(Given request):
Tally the lines that contain the string "colors" and give the number by itself.

[start of Recorded information]

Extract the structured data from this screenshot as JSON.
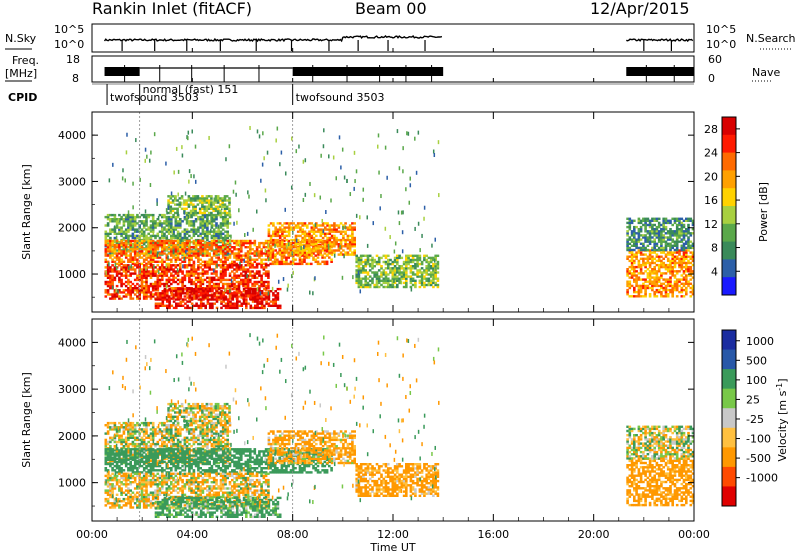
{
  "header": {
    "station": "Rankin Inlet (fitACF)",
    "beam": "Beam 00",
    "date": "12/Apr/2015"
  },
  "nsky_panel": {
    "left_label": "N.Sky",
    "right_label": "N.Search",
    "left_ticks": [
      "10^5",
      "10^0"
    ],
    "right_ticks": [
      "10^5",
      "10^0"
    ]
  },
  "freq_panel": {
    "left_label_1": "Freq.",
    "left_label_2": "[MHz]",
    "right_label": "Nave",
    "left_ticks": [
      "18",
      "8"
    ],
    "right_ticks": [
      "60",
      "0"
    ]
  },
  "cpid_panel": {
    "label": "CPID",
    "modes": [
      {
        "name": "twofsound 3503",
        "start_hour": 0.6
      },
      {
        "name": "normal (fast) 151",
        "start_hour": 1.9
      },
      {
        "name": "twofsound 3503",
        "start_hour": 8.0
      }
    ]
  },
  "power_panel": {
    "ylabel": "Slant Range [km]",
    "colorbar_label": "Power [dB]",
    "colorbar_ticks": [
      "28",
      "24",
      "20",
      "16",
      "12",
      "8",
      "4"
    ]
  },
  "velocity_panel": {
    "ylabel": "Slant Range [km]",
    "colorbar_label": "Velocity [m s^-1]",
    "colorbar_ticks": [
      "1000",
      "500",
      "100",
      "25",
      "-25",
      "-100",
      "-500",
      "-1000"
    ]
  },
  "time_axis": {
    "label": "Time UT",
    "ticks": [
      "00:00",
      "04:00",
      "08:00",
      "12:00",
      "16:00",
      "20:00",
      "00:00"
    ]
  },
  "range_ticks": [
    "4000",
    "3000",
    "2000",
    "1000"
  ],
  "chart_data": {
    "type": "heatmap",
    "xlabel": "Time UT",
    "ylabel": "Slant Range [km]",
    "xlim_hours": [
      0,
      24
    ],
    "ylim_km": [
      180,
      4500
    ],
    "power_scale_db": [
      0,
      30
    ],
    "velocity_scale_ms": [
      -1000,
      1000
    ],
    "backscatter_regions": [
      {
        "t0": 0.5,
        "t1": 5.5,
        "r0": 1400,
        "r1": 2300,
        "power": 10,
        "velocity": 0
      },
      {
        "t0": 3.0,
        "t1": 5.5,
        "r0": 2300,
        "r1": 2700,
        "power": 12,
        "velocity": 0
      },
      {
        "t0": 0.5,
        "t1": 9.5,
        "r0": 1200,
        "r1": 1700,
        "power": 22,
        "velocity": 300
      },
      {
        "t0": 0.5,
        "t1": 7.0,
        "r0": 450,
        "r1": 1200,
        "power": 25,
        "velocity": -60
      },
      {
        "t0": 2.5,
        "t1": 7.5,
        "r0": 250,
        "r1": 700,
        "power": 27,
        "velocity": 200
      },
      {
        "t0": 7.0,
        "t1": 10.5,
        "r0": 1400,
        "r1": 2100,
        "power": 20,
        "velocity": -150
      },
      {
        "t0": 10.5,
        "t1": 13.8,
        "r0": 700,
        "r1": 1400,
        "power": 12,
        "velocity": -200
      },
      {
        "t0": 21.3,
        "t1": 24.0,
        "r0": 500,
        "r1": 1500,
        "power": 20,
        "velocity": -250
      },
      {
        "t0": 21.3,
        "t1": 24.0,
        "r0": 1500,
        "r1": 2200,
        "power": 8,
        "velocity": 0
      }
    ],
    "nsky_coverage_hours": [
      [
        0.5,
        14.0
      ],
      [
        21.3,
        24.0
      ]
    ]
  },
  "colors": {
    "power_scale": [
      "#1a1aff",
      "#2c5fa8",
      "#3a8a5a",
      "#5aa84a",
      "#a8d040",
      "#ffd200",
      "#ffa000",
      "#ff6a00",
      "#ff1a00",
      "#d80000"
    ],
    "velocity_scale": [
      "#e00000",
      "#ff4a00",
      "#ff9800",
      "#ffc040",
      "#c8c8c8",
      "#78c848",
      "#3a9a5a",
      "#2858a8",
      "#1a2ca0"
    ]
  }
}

[end of Recorded information]
[start of Recorded information]

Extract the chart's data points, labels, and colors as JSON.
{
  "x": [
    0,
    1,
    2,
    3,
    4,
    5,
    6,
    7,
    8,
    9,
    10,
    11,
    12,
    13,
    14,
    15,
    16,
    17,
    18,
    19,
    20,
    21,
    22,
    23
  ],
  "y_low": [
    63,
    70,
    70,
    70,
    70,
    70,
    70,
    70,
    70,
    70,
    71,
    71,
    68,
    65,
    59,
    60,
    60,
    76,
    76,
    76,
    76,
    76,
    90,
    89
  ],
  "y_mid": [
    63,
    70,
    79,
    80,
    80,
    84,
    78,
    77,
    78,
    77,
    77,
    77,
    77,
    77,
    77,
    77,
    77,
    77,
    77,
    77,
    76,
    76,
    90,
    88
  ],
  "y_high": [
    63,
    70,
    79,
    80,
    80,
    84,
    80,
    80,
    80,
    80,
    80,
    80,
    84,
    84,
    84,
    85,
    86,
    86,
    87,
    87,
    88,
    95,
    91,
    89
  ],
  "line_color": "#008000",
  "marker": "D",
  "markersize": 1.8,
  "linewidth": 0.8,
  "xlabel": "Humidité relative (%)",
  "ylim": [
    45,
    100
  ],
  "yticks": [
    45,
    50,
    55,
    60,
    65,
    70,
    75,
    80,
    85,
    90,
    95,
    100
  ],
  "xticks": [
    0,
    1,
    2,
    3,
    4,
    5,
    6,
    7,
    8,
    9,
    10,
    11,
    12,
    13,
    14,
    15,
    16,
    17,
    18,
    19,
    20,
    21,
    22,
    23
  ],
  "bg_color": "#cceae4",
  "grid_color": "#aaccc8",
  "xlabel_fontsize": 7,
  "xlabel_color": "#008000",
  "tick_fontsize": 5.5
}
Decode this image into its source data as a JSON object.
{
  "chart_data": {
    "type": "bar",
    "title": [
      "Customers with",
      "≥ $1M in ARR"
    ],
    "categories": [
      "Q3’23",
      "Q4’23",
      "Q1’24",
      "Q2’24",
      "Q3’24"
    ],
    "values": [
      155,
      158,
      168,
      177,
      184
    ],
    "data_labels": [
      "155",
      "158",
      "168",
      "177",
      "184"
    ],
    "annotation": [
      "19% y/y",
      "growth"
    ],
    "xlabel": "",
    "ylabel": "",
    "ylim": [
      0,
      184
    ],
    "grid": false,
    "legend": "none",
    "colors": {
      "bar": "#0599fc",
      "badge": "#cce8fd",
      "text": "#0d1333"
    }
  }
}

[end of Recorded information]

(Exercise output):
3